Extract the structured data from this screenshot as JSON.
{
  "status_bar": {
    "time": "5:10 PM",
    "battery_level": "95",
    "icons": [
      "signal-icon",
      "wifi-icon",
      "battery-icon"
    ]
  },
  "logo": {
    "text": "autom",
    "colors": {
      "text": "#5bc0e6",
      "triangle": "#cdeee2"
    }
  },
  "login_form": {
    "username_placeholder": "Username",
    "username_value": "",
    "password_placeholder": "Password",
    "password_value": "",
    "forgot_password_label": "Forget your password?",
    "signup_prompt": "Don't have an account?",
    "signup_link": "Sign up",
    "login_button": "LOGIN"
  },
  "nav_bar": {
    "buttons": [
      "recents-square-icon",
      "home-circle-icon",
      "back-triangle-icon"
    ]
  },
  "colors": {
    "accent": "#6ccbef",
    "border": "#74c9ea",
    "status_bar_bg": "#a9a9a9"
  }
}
= = = = =
Required task —
Each line that holds the string "triangle" counts once; give the total and nothing else.

Exercise output —
2